▶ EXERCISE OBJECTIVE:
List, from the lines below, each one with "мальчиков" in it.
- - -
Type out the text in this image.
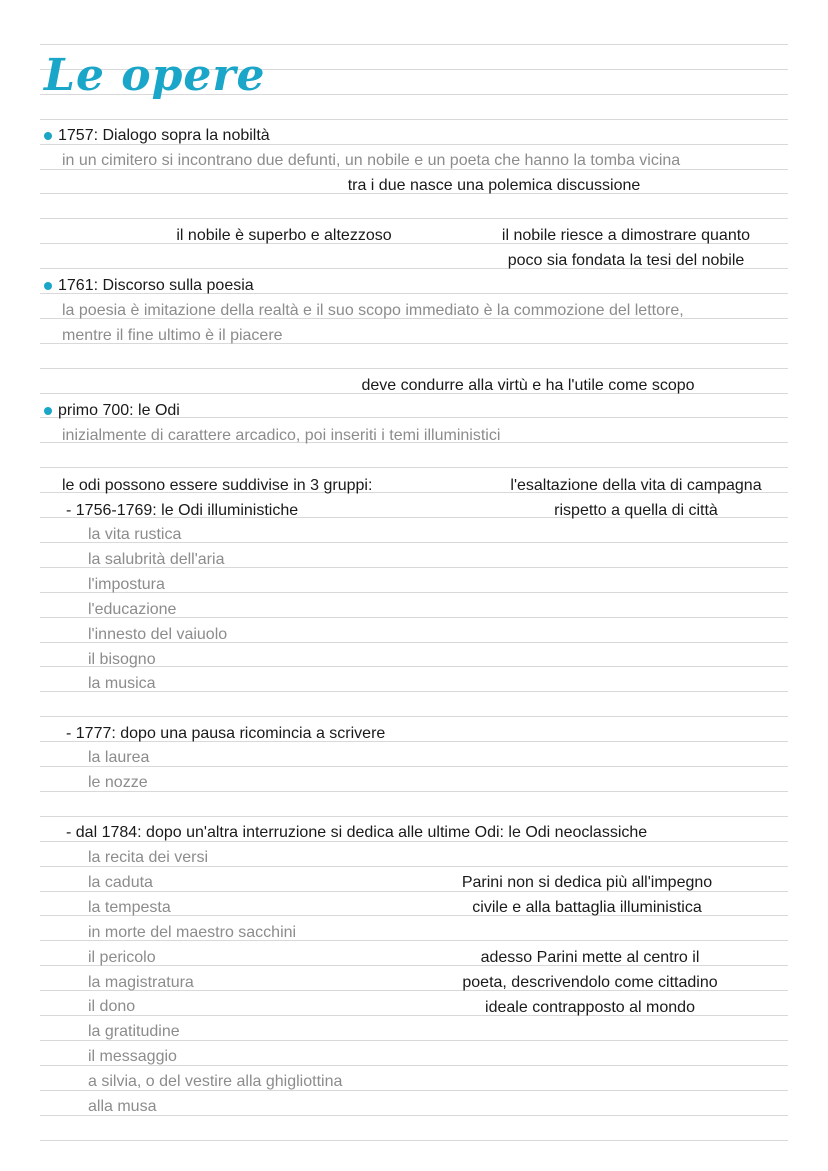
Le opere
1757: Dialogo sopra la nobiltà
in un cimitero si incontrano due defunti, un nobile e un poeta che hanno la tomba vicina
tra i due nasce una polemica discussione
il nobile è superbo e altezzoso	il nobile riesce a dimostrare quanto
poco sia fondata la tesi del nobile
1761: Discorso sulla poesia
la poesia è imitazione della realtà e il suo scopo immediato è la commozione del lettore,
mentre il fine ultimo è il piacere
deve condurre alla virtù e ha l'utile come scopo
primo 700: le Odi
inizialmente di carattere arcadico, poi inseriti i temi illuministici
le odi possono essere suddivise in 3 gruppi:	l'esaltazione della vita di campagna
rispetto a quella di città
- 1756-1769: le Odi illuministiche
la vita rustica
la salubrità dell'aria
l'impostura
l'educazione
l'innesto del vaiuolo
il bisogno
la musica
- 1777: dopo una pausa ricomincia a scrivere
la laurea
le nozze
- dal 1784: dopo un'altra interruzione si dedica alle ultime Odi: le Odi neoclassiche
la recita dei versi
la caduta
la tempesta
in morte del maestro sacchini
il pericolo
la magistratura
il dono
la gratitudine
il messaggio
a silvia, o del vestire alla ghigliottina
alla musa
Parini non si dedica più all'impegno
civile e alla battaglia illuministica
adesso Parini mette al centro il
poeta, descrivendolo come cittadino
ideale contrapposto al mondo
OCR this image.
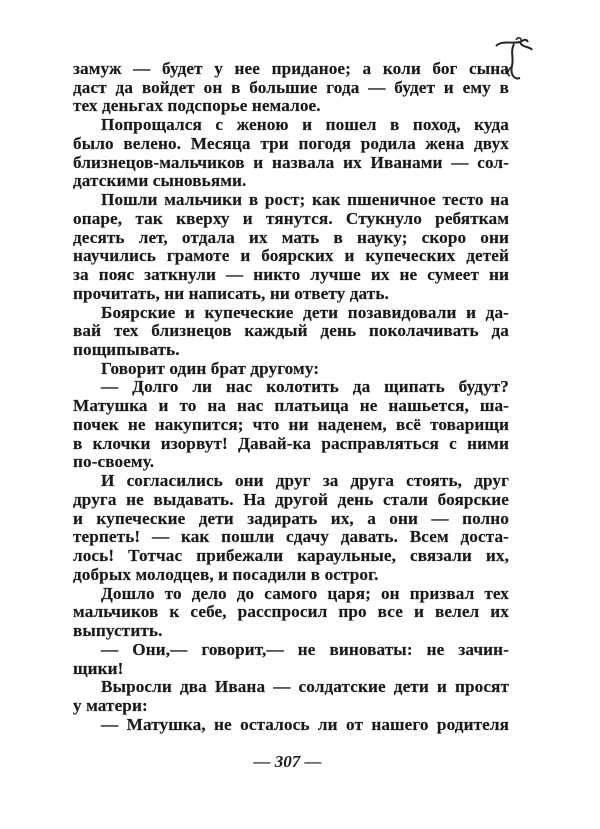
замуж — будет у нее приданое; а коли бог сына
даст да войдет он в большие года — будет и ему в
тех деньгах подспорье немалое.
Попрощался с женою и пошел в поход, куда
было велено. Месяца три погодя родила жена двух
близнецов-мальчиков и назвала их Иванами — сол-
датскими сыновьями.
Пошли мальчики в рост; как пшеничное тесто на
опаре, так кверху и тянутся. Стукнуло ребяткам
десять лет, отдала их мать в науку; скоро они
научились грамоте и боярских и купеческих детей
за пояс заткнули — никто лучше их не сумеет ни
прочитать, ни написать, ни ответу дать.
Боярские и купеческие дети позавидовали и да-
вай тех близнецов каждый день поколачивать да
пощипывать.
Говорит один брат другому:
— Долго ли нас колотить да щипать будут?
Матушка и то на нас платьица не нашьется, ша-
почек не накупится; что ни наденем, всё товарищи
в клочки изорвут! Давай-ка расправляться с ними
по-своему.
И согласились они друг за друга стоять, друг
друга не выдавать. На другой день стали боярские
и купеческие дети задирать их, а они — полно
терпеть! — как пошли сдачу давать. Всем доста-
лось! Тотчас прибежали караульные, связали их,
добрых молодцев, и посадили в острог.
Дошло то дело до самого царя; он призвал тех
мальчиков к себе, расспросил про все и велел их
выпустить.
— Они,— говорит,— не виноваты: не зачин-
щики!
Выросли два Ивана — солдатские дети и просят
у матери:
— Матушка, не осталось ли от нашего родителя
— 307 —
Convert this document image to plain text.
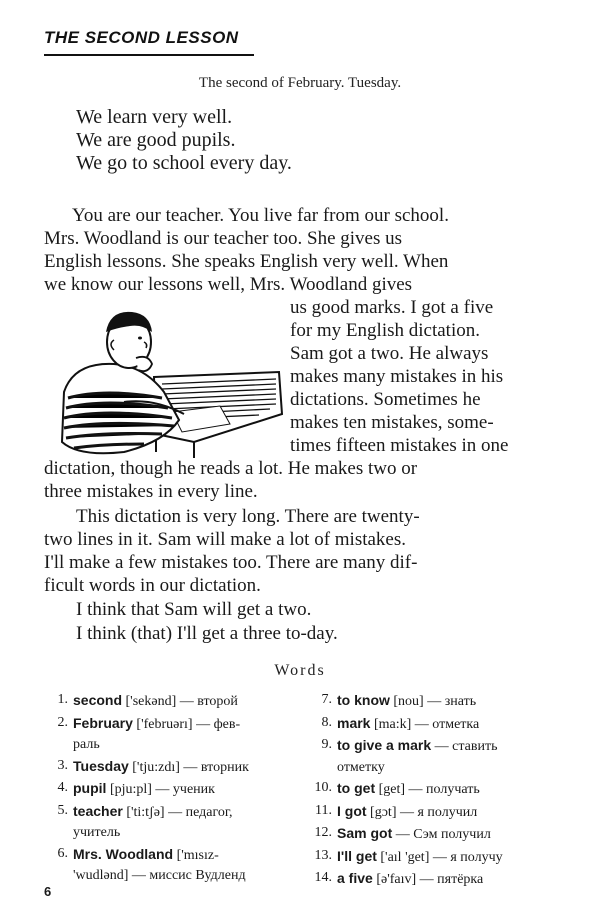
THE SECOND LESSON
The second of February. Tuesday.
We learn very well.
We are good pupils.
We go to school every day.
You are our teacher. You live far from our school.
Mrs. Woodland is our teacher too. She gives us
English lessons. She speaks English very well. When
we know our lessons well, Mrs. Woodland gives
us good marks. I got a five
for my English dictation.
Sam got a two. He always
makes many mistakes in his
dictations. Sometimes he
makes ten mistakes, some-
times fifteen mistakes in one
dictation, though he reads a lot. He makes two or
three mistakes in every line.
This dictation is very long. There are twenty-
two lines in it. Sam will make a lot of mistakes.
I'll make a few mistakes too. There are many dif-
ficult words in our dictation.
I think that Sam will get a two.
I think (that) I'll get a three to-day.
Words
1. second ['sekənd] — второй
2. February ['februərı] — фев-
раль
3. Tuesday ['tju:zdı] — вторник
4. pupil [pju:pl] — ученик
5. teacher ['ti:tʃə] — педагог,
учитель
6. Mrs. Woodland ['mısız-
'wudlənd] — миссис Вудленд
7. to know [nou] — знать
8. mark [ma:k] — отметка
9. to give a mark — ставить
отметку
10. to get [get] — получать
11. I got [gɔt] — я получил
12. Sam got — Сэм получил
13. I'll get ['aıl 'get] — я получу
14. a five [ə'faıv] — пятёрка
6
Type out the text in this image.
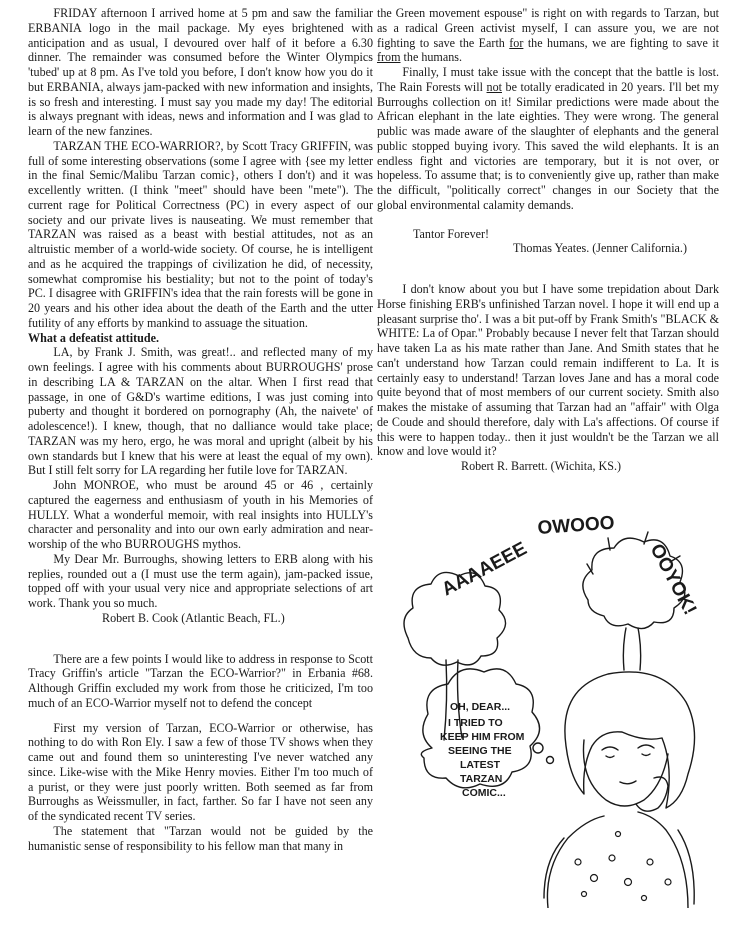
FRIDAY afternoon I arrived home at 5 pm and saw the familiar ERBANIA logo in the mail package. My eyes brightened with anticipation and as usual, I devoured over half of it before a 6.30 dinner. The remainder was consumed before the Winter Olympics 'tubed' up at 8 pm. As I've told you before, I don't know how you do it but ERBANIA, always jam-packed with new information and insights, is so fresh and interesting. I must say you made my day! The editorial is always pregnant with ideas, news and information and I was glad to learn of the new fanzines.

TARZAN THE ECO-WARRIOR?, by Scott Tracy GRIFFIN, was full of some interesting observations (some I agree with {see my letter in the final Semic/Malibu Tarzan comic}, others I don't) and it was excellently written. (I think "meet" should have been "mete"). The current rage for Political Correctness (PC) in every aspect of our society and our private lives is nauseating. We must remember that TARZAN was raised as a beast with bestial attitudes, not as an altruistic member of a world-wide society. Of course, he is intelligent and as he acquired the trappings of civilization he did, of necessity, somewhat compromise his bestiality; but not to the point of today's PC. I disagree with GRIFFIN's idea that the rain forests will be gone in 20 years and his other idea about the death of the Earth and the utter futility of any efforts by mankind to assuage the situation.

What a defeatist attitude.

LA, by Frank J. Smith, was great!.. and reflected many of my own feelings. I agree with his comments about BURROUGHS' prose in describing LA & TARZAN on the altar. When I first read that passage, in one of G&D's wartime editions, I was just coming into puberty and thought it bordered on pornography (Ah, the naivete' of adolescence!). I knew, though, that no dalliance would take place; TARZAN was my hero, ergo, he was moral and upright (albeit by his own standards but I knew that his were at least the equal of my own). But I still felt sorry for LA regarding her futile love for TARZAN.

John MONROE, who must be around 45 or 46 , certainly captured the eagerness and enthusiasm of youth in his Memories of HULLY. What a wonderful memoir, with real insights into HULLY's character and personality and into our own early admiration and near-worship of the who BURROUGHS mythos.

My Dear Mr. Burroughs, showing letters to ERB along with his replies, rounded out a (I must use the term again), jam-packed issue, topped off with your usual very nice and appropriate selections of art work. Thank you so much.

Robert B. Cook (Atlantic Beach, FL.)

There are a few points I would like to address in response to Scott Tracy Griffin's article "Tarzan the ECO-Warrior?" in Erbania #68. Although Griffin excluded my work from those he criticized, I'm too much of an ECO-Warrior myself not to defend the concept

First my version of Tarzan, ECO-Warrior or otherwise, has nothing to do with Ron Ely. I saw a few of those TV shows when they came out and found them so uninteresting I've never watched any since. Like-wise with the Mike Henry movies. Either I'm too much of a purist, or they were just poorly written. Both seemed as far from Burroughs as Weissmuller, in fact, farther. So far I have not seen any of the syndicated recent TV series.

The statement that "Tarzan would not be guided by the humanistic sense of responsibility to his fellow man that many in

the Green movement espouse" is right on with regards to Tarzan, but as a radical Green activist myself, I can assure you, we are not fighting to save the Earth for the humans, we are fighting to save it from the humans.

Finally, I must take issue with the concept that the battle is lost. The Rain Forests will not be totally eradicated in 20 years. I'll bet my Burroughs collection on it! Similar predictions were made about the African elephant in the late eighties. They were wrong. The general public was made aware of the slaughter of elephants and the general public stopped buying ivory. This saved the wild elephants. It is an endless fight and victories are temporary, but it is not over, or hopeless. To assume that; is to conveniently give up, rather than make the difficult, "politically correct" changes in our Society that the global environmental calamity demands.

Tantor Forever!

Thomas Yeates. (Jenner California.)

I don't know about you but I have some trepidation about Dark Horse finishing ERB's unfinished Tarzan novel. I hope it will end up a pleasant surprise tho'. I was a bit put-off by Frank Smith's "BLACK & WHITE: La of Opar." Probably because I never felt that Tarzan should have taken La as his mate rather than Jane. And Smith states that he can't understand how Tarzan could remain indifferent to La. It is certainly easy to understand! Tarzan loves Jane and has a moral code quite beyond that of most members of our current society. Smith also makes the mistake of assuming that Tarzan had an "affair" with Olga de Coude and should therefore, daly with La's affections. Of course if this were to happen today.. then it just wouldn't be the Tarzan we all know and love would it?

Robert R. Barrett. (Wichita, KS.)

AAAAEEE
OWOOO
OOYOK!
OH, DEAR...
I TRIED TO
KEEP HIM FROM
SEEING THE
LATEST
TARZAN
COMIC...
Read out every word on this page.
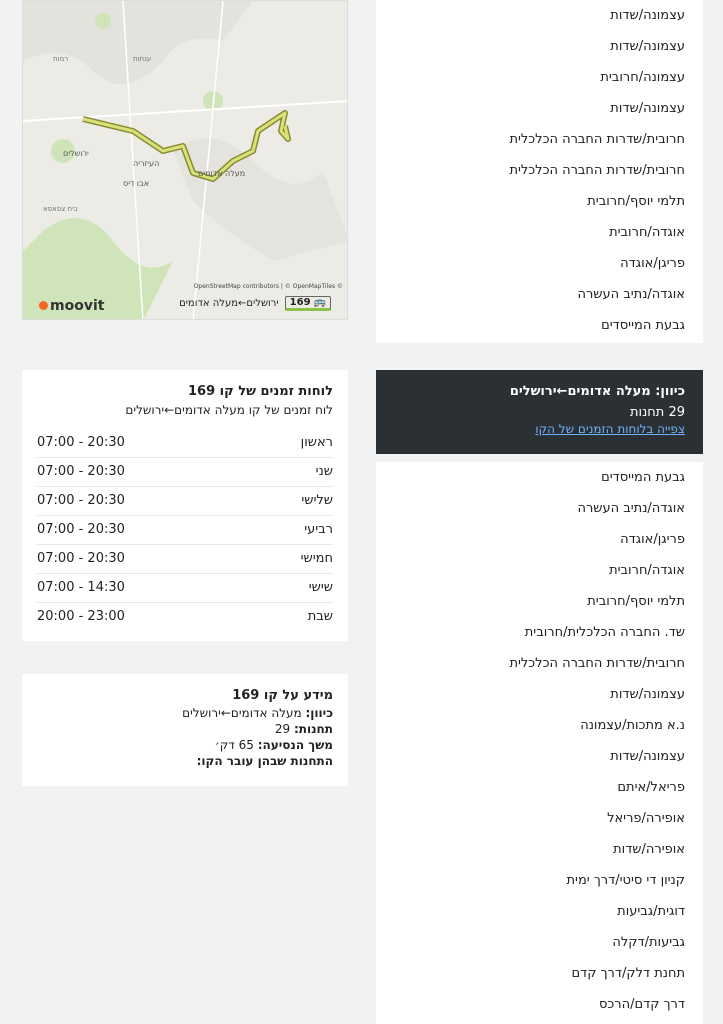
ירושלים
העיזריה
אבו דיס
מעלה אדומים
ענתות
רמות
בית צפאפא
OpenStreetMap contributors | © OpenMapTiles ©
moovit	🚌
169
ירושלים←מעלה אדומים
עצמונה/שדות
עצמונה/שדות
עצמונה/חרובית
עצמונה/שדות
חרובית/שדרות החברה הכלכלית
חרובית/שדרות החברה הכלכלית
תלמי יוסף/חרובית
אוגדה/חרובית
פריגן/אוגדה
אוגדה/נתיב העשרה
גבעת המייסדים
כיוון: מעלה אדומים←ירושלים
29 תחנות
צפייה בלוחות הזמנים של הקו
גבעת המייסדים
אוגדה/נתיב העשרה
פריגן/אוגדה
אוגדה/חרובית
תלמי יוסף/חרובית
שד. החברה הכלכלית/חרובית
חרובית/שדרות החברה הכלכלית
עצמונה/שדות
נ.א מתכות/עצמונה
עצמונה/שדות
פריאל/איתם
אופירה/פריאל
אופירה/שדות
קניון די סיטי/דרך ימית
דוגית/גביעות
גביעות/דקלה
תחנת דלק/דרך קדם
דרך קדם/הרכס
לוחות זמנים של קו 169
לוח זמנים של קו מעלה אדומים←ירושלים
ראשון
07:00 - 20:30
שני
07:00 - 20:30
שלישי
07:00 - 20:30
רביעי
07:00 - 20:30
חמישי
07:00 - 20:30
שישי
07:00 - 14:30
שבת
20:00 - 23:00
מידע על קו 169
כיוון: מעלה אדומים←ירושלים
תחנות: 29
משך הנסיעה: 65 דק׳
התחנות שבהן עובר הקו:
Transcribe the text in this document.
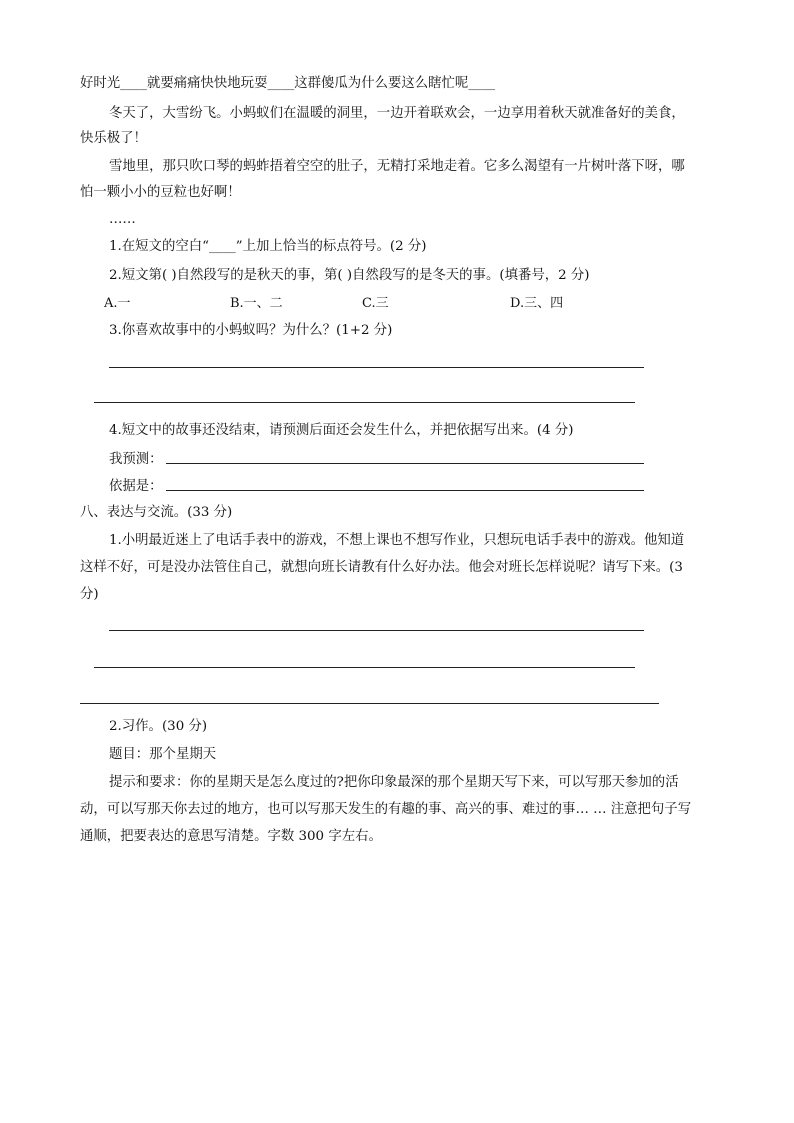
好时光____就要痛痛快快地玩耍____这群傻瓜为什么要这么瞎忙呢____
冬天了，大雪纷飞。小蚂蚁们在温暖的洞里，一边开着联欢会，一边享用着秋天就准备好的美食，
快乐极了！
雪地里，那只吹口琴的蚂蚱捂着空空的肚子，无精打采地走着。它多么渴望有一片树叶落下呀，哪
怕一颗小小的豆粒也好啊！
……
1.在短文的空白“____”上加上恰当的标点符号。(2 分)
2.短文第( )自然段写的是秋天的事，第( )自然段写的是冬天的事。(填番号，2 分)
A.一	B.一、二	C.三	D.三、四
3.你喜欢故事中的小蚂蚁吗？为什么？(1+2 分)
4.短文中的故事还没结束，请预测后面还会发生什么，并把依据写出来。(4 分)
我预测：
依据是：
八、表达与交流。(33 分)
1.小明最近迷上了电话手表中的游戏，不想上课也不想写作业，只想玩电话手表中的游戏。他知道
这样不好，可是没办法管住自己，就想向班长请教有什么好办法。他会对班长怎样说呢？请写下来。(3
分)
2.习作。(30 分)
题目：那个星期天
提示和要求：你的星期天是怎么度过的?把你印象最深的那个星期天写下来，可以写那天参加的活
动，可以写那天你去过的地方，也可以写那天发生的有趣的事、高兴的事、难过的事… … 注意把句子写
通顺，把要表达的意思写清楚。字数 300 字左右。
- - -
▶ TASK OUTPUT:
близнецов-мальчиков и назвала их Иванами — сол-
мальчиков к себе, расспросил про все и велел их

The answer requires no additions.